++++ Given records ++++
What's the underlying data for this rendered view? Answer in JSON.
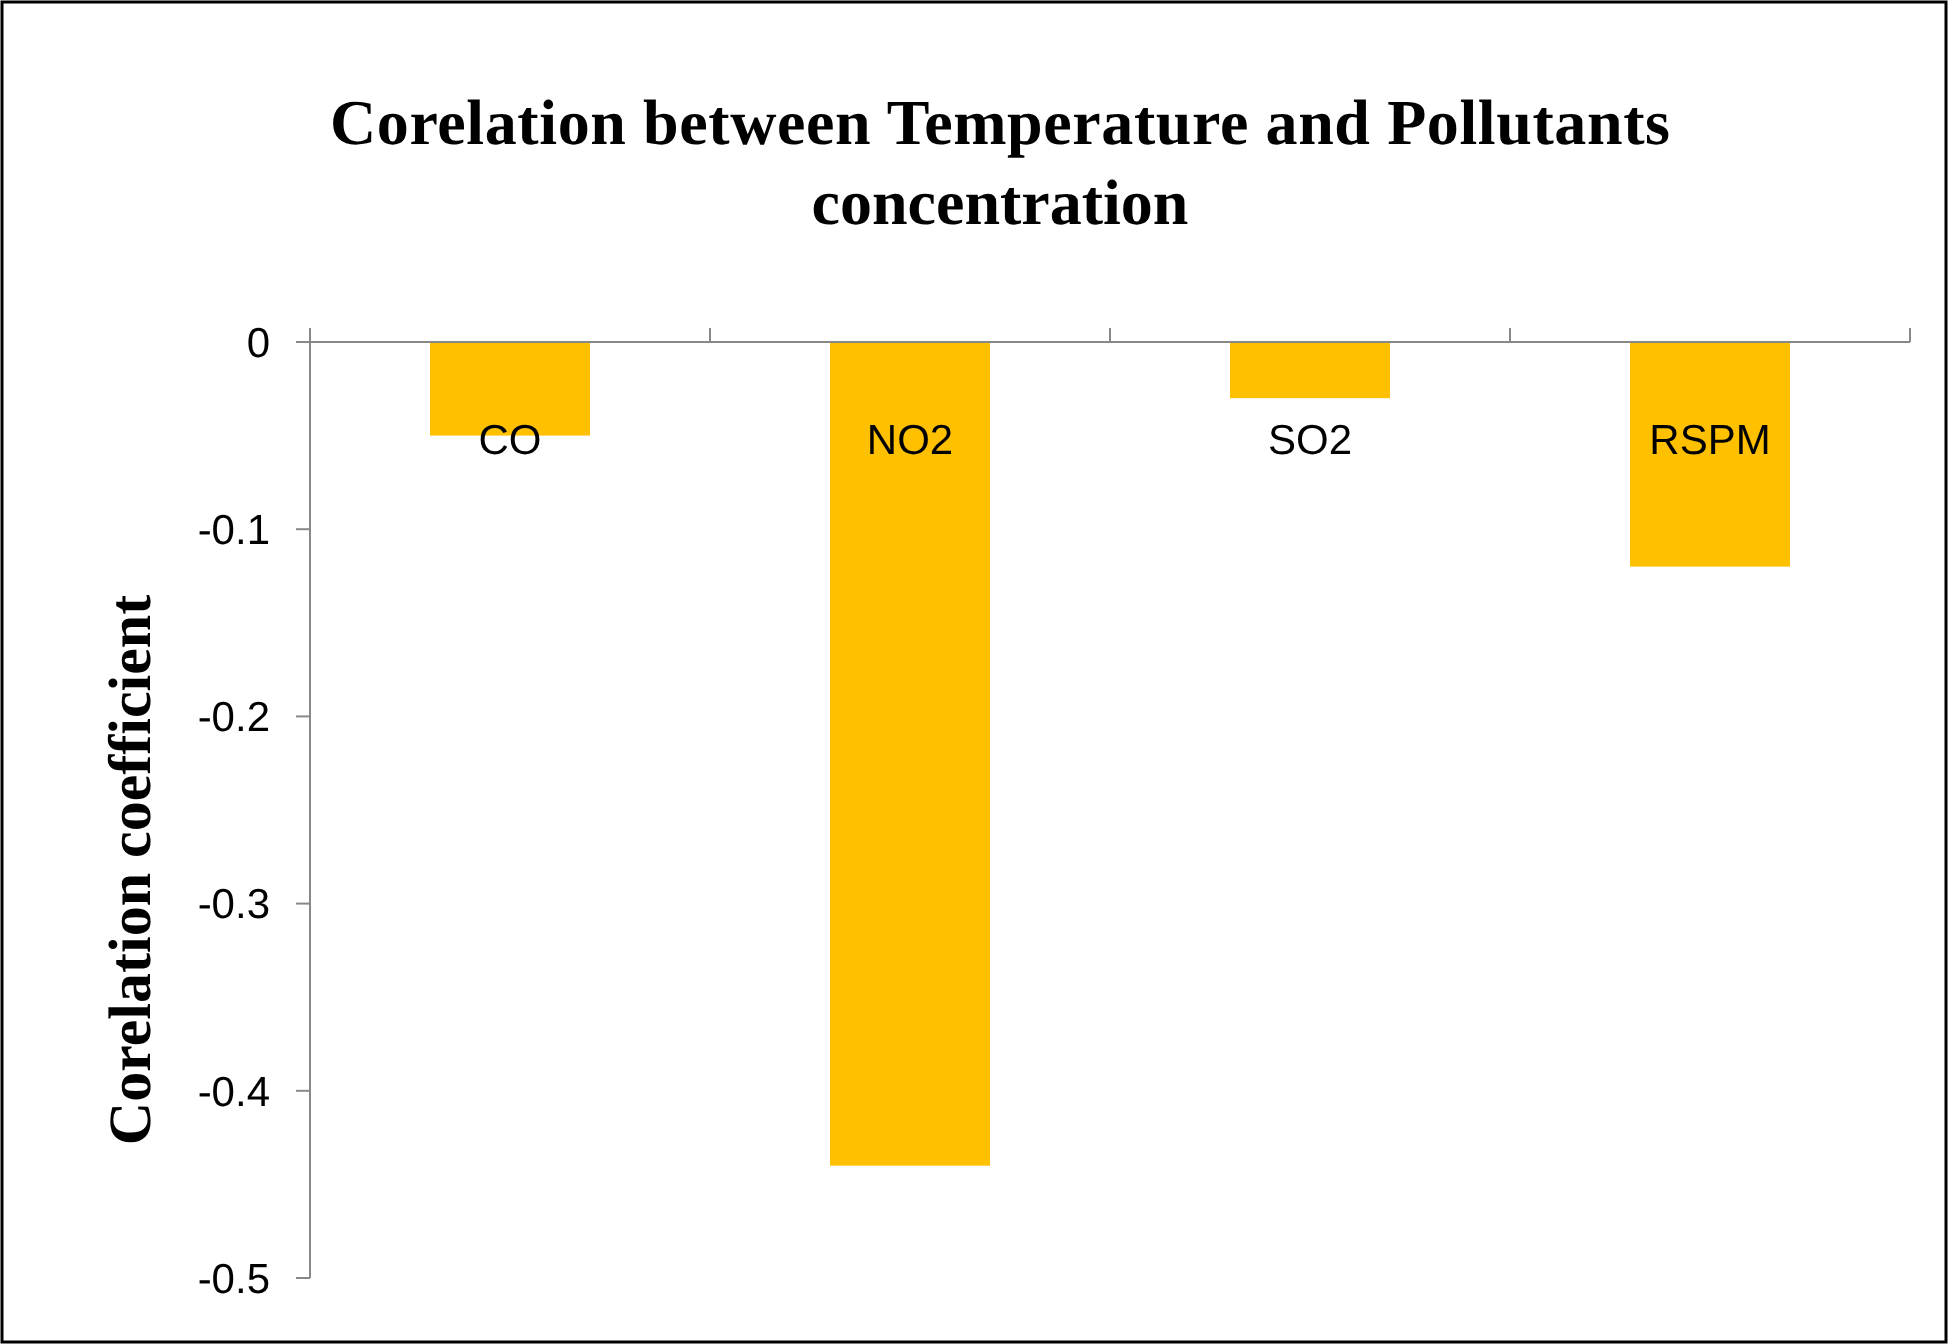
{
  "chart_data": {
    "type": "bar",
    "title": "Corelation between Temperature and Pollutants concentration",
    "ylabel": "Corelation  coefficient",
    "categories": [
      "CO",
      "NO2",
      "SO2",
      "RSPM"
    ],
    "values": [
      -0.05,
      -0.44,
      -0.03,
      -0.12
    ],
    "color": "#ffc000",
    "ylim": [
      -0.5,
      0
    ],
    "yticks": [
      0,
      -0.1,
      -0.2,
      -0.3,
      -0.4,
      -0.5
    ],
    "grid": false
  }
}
++++
→ **Task directions**
Copy every line of the listing containing the string "Corelation".

→ **Expected answer**
    "title": "Corelation between Temperature and Pollutants concentration",
    "ylabel": "Corelation  coefficient",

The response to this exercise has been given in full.